**DOCUMENT SEGMENT:**
* * * * * * * * *
Ubuntu:network show incorrect wired status after S4

Bug #240648 reported by Scott Zhang on 2008-06-17
10
Affects Status Importance Assigned to Milestone
linux (Ubuntu)
Medium
Tim Gardner
Hardy
Undecided
Unassigned

Bug Description

the network icon in right-left show the wrong status after S4, reproduce steps:
1.start OS with network connection, and the network icon show the status of wired connection.
2.Click Gnome Power Manager icon on the panel and select "Hibernate"(S4)
3.Wake the system up by pressing the Power button.
4.Check the network icon, and the network show the wrong starte(see capture in attachment);
 type "ifconfig" under terminal, no eth0 in the output list;
 systerm couldn' connect network.
 Even plug/unplug in wired cable, network connection can't recovery.
rate:80%
NIC: Realtek8169
OS: Ubuntu 8.04
Kernel version: 2.6.24.16-generic

Systerm can recovery by reboot.and related log/catpture attached.
* * * * * * * * *
**Bounding box annotations:**

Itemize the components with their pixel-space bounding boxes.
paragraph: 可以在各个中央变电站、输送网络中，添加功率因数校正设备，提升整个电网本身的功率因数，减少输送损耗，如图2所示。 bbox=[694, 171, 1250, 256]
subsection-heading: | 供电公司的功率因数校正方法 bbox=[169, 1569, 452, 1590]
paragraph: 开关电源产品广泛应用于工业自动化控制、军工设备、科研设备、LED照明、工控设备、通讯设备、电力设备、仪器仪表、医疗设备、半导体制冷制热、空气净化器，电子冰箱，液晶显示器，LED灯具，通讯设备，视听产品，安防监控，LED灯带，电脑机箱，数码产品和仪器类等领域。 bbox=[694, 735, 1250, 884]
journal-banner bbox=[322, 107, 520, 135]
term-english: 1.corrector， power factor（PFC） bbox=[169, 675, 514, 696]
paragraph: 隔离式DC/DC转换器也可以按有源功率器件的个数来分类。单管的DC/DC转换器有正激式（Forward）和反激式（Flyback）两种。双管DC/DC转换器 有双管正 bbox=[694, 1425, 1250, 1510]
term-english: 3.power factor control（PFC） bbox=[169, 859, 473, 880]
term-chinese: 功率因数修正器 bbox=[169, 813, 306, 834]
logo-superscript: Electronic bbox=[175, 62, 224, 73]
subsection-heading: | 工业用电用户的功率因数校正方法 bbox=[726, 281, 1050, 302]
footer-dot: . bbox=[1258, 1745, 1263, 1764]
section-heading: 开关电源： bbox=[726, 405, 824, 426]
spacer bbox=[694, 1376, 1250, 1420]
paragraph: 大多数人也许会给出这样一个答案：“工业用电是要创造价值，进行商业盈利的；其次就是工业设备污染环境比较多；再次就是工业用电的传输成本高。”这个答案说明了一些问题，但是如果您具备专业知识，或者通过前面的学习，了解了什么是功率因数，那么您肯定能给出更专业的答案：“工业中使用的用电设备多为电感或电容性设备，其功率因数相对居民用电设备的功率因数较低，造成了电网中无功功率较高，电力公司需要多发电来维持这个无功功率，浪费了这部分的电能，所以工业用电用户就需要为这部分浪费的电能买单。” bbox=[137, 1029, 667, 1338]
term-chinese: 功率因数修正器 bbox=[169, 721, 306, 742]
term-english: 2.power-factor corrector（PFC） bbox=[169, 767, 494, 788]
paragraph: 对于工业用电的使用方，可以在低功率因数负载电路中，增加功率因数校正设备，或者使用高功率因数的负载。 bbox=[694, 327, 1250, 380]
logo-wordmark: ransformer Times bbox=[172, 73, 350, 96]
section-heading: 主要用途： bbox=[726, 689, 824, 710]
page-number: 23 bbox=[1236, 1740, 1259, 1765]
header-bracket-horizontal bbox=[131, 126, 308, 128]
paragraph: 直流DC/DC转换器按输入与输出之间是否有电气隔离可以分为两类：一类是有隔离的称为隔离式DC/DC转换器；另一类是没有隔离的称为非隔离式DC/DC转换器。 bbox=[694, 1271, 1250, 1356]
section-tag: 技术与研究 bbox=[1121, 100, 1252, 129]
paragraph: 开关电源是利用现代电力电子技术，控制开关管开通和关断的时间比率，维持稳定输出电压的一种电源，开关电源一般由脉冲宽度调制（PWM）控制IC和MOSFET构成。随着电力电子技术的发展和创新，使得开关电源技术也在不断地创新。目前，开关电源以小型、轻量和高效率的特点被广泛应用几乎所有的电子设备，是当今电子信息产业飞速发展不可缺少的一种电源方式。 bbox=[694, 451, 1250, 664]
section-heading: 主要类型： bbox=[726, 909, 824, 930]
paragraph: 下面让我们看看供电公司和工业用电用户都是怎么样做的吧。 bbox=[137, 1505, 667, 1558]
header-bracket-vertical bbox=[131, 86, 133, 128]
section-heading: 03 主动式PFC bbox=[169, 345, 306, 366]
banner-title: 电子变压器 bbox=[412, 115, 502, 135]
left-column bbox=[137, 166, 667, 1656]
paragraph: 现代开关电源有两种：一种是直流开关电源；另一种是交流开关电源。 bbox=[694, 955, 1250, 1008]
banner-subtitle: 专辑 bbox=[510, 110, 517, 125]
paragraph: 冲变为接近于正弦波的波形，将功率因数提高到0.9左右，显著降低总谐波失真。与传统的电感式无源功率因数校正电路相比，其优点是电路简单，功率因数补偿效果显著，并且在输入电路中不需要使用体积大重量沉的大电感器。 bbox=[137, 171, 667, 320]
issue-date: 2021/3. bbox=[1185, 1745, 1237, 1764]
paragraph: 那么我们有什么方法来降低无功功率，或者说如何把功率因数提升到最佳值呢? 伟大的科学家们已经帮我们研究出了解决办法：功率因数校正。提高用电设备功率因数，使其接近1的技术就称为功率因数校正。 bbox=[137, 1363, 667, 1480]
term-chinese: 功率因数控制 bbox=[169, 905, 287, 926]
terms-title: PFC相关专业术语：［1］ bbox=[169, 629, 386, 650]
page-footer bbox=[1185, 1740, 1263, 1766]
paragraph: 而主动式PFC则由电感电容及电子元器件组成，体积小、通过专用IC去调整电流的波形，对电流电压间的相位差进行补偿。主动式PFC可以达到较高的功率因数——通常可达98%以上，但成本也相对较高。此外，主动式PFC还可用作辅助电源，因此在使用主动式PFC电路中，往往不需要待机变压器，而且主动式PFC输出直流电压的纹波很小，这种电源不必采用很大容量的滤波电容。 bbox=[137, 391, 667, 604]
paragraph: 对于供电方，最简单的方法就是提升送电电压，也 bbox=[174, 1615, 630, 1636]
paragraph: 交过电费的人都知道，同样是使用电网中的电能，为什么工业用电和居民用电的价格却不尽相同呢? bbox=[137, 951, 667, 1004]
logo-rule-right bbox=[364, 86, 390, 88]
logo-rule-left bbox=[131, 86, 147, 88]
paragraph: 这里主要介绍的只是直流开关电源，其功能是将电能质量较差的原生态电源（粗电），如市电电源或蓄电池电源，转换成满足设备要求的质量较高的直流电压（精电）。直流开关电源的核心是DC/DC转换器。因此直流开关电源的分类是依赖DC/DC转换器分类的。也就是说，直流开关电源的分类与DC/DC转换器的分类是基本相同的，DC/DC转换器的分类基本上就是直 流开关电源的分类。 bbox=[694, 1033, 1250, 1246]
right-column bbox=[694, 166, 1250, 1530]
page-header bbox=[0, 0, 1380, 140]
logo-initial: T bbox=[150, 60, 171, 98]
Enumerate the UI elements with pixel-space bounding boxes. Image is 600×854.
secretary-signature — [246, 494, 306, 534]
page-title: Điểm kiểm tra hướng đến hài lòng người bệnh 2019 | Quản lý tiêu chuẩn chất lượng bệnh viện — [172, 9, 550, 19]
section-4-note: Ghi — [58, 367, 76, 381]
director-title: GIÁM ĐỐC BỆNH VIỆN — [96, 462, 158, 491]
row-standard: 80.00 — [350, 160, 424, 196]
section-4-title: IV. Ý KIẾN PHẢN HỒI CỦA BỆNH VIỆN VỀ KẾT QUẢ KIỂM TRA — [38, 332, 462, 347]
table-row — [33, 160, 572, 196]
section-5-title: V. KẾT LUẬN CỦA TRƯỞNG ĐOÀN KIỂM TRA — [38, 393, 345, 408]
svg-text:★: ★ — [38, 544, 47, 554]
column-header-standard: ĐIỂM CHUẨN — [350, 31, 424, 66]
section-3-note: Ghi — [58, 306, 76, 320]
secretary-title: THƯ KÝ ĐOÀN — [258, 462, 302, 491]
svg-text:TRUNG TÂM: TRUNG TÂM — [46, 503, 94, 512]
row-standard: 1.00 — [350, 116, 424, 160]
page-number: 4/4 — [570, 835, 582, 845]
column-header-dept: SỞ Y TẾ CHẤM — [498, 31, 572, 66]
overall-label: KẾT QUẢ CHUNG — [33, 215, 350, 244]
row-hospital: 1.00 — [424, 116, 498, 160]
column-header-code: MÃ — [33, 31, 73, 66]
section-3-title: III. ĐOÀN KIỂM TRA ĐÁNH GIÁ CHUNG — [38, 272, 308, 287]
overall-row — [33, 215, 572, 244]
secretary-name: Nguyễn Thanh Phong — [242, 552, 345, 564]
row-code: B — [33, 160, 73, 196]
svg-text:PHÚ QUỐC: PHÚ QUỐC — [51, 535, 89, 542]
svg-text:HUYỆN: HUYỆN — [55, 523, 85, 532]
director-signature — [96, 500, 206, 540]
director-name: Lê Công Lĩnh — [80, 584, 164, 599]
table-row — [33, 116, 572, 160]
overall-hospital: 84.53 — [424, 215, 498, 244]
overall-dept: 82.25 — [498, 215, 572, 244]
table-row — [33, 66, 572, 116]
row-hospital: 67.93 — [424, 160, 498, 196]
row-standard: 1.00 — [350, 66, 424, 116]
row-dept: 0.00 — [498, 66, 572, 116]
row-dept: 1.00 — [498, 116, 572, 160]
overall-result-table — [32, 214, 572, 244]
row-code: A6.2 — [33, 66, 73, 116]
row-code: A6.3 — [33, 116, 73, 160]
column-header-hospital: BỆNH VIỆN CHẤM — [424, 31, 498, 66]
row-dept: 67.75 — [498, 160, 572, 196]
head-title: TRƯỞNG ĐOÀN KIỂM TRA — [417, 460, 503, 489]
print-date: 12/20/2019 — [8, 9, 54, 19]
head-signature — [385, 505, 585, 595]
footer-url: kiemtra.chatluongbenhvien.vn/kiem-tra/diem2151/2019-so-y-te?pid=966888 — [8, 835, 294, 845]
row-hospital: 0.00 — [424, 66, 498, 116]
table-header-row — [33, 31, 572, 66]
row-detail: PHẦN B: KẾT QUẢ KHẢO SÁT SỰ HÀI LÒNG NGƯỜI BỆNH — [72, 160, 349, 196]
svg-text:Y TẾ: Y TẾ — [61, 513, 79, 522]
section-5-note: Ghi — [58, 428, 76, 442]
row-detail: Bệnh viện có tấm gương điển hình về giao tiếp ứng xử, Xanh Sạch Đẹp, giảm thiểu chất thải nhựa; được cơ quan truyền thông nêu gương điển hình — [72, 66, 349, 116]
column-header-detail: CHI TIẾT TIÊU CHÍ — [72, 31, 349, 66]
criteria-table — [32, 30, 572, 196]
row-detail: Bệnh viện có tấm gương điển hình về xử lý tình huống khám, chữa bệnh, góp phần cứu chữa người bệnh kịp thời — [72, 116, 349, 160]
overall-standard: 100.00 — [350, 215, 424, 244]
* * * * * * * * *
**BRIEF A:**
Decide whether each statement agrees with the bug report about the wired network status, and give yes or no with the deciding words quoted from it: (i) The bug was reported by Scott Zhang on 2008-06-17. (ii) Plugging and unplugging the wired cable restores the network connection. (iii) The network card is a Realtek8169.
**BRIEF B:**
Count the lines of the records that contain the string "dept", treating case as significant, and give only the number.
The bug report and the records are unrelated to each other.

**TASK RESULT A:**
(i) Yes: "Bug #240648 reported by Scott Zhang on 2008-06-17"
(ii) No: "Even plug/unplug in wired cable, network connection can't recovery."
(iii) Yes: "NIC: Realtek8169"

**TASK RESULT B:**
5